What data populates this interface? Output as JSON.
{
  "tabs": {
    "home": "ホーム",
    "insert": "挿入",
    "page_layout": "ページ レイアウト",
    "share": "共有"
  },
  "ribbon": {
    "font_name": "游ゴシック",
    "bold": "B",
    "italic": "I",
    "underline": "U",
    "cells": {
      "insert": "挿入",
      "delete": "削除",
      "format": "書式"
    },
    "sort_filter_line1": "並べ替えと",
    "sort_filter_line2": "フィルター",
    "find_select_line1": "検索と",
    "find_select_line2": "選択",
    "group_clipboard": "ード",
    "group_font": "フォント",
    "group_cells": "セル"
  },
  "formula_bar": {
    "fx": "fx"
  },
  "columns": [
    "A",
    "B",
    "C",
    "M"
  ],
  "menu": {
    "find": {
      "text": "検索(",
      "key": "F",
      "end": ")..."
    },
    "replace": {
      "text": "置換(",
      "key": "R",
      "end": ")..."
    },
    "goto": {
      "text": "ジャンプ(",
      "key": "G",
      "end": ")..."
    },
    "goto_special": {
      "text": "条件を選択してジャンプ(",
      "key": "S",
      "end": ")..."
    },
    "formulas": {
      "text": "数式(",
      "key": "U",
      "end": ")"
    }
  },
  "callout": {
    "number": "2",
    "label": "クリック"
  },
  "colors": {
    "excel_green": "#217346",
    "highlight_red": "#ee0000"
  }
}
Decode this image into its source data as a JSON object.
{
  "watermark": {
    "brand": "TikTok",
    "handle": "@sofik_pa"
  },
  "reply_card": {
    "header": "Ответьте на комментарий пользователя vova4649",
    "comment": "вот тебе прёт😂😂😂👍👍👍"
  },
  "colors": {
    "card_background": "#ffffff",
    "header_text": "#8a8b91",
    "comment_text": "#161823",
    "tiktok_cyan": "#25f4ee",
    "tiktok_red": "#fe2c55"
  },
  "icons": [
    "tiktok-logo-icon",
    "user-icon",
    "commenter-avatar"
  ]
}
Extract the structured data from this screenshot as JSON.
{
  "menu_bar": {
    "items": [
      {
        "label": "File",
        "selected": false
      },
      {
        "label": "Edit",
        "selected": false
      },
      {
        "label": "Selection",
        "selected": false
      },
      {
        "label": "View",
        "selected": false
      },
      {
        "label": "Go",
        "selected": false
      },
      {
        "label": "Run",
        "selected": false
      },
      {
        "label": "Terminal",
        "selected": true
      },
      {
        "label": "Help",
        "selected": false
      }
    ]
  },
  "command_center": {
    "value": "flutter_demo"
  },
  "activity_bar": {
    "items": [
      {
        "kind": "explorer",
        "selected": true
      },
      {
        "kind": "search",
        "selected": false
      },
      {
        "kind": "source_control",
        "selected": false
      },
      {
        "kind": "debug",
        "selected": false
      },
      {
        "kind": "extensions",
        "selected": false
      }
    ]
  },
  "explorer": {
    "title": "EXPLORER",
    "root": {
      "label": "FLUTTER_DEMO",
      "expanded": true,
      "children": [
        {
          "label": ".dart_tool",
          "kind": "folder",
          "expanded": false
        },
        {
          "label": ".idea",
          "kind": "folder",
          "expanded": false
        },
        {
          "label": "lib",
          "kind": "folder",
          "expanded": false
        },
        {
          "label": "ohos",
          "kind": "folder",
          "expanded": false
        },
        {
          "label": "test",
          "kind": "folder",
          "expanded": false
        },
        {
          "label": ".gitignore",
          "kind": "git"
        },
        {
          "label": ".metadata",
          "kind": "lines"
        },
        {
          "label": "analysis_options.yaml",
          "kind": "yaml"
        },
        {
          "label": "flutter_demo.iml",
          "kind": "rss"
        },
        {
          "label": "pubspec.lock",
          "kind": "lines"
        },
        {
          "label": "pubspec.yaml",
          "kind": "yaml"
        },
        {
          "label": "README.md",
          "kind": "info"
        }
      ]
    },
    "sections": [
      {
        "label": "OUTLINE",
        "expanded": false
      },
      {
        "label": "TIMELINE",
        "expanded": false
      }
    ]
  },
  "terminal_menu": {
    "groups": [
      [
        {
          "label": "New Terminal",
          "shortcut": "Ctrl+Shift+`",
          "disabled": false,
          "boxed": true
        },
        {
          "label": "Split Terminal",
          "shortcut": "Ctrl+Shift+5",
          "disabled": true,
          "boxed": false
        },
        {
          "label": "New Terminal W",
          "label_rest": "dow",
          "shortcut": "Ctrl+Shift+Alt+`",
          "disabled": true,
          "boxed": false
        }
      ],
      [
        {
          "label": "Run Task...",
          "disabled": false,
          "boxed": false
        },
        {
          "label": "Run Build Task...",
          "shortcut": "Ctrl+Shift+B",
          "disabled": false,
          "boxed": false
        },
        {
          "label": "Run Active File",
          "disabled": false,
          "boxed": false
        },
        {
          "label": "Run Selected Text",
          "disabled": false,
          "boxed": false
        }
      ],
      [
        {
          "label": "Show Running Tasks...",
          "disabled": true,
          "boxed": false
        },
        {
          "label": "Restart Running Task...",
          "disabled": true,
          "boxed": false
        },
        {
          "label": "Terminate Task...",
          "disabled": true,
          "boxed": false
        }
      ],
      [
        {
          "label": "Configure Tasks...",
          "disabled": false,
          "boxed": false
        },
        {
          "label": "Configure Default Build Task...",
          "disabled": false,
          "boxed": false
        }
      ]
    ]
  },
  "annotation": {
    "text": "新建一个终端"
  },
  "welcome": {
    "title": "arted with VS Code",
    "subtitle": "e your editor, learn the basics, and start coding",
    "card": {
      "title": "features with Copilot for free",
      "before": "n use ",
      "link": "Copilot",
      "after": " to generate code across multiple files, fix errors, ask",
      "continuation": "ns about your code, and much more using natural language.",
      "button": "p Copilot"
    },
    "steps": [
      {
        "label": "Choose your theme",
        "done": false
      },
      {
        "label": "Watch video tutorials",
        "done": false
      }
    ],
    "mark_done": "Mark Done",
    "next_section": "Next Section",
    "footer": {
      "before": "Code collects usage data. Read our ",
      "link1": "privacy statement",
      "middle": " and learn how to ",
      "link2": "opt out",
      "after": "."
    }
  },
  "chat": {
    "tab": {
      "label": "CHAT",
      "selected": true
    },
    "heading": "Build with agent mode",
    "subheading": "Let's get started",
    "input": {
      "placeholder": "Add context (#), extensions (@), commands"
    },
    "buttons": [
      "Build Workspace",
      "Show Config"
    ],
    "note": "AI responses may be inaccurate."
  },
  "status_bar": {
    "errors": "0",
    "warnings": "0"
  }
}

● ● ● ● ● ● ●

Task: Repeat the material above in full, quoting it exactly.

Response:
What data populates this interface? Output as JSON.
{
  "tabs": {
    "home": "ホーム",
    "insert": "挿入",
    "page_layout": "ページ レイアウト",
    "share": "共有"
  },
  "ribbon": {
    "font_name": "游ゴシック",
    "bold": "B",
    "italic": "I",
    "underline": "U",
    "cells": {
      "insert": "挿入",
      "delete": "削除",
      "format": "書式"
    },
    "sort_filter_line1": "並べ替えと",
    "sort_filter_line2": "フィルター",
    "find_select_line1": "検索と",
    "find_select_line2": "選択",
    "group_clipboard": "ード",
    "group_font": "フォント",
    "group_cells": "セル"
  },
  "formula_bar": {
    "fx": "fx"
  },
  "columns": [
    "A",
    "B",
    "C",
    "M"
  ],
  "menu": {
    "find": {
      "text": "検索(",
      "key": "F",
      "end": ")..."
    },
    "replace": {
      "text": "置換(",
      "key": "R",
      "end": ")..."
    },
    "goto": {
      "text": "ジャンプ(",
      "key": "G",
      "end": ")..."
    },
    "goto_special": {
      "text": "条件を選択してジャンプ(",
      "key": "S",
      "end": ")..."
    },
    "formulas": {
      "text": "数式(",
      "key": "U",
      "end": ")"
    }
  },
  "callout": {
    "number": "2",
    "label": "クリック"
  },
  "colors": {
    "excel_green": "#217346",
    "highlight_red": "#ee0000"
  }
}
Decode this image into its source data as a JSON object.
{
  "watermark": {
    "brand": "TikTok",
    "handle": "@sofik_pa"
  },
  "reply_card": {
    "header": "Ответьте на комментарий пользователя vova4649",
    "comment": "вот тебе прёт😂😂😂👍👍👍"
  },
  "colors": {
    "card_background": "#ffffff",
    "header_text": "#8a8b91",
    "comment_text": "#161823",
    "tiktok_cyan": "#25f4ee",
    "tiktok_red": "#fe2c55"
  },
  "icons": [
    "tiktok-logo-icon",
    "user-icon",
    "commenter-avatar"
  ]
}
Extract the structured data from this screenshot as JSON.
{
  "menu_bar": {
    "items": [
      {
        "label": "File",
        "selected": false
      },
      {
        "label": "Edit",
        "selected": false
      },
      {
        "label": "Selection",
        "selected": false
      },
      {
        "label": "View",
        "selected": false
      },
      {
        "label": "Go",
        "selected": false
      },
      {
        "label": "Run",
        "selected": false
      },
      {
        "label": "Terminal",
        "selected": true
      },
      {
        "label": "Help",
        "selected": false
      }
    ]
  },
  "command_center": {
    "value": "flutter_demo"
  },
  "activity_bar": {
    "items": [
      {
        "kind": "explorer",
        "selected": true
      },
      {
        "kind": "search",
        "selected": false
      },
      {
        "kind": "source_control",
        "selected": false
      },
      {
        "kind": "debug",
        "selected": false
      },
      {
        "kind": "extensions",
        "selected": false
      }
    ]
  },
  "explorer": {
    "title": "EXPLORER",
    "root": {
      "label": "FLUTTER_DEMO",
      "expanded": true,
      "children": [
        {
          "label": ".dart_tool",
          "kind": "folder",
          "expanded": false
        },
        {
          "label": ".idea",
          "kind": "folder",
          "expanded": false
        },
        {
          "label": "lib",
          "kind": "folder",
          "expanded": false
        },
        {
          "label": "ohos",
          "kind": "folder",
          "expanded": false
        },
        {
          "label": "test",
          "kind": "folder",
          "expanded": false
        },
        {
          "label": ".gitignore",
          "kind": "git"
        },
        {
          "label": ".metadata",
          "kind": "lines"
        },
        {
          "label": "analysis_options.yaml",
          "kind": "yaml"
        },
        {
          "label": "flutter_demo.iml",
          "kind": "rss"
        },
        {
          "label": "pubspec.lock",
          "kind": "lines"
        },
        {
          "label": "pubspec.yaml",
          "kind": "yaml"
        },
        {
          "label": "README.md",
          "kind": "info"
        }
      ]
    },
    "sections": [
      {
        "label": "OUTLINE",
        "expanded": false
      },
      {
        "label": "TIMELINE",
        "expanded": false
      }
    ]
  },
  "terminal_menu": {
    "groups": [
      [
        {
          "label": "New Terminal",
          "shortcut": "Ctrl+Shift+`",
          "disabled": false,
          "boxed": true
        },
        {
          "label": "Split Terminal",
          "shortcut": "Ctrl+Shift+5",
          "disabled": true,
          "boxed": false
        },
        {
          "label": "New Terminal W",
          "label_rest": "dow",
          "shortcut": "Ctrl+Shift+Alt+`",
          "disabled": true,
          "boxed": false
        }
      ],
      [
        {
          "label": "Run Task...",
          "disabled": false,
          "boxed": false
        },
        {
          "label": "Run Build Task...",
          "shortcut": "Ctrl+Shift+B",
          "disabled": false,
          "boxed": false
        },
        {
          "label": "Run Active File",
          "disabled": false,
          "boxed": false
        },
        {
          "label": "Run Selected Text",
          "disabled": false,
          "boxed": false
        }
      ],
      [
        {
          "label": "Show Running Tasks...",
          "disabled": true,
          "boxed": false
        },
        {
          "label": "Restart Running Task...",
          "disabled": true,
          "boxed": false
        },
        {
          "label": "Terminate Task...",
          "disabled": true,
          "boxed": false
        }
      ],
      [
        {
          "label": "Configure Tasks...",
          "disabled": false,
          "boxed": false
        },
        {
          "label": "Configure Default Build Task...",
          "disabled": false,
          "boxed": false
        }
      ]
    ]
  },
  "annotation": {
    "text": "新建一个终端"
  },
  "welcome": {
    "title": "arted with VS Code",
    "subtitle": "e your editor, learn the basics, and start coding",
    "card": {
      "title": "features with Copilot for free",
      "before": "n use ",
      "link": "Copilot",
      "after": " to generate code across multiple files, fix errors, ask",
      "continuation": "ns about your code, and much more using natural language.",
      "button": "p Copilot"
    },
    "steps": [
      {
        "label": "Choose your theme",
        "done": false
      },
      {
        "label": "Watch video tutorials",
        "done": false
      }
    ],
    "mark_done": "Mark Done",
    "next_section": "Next Section",
    "footer": {
      "before": "Code collects usage data. Read our ",
      "link1": "privacy statement",
      "middle": " and learn how to ",
      "link2": "opt out",
      "after": "."
    }
  },
  "chat": {
    "tab": {
      "label": "CHAT",
      "selected": true
    },
    "heading": "Build with agent mode",
    "subheading": "Let's get started",
    "input": {
      "placeholder": "Add context (#), extensions (@), commands"
    },
    "buttons": [
      "Build Workspace",
      "Show Config"
    ],
    "note": "AI responses may be inaccurate."
  },
  "status_bar": {
    "errors": "0",
    "warnings": "0"
  }
}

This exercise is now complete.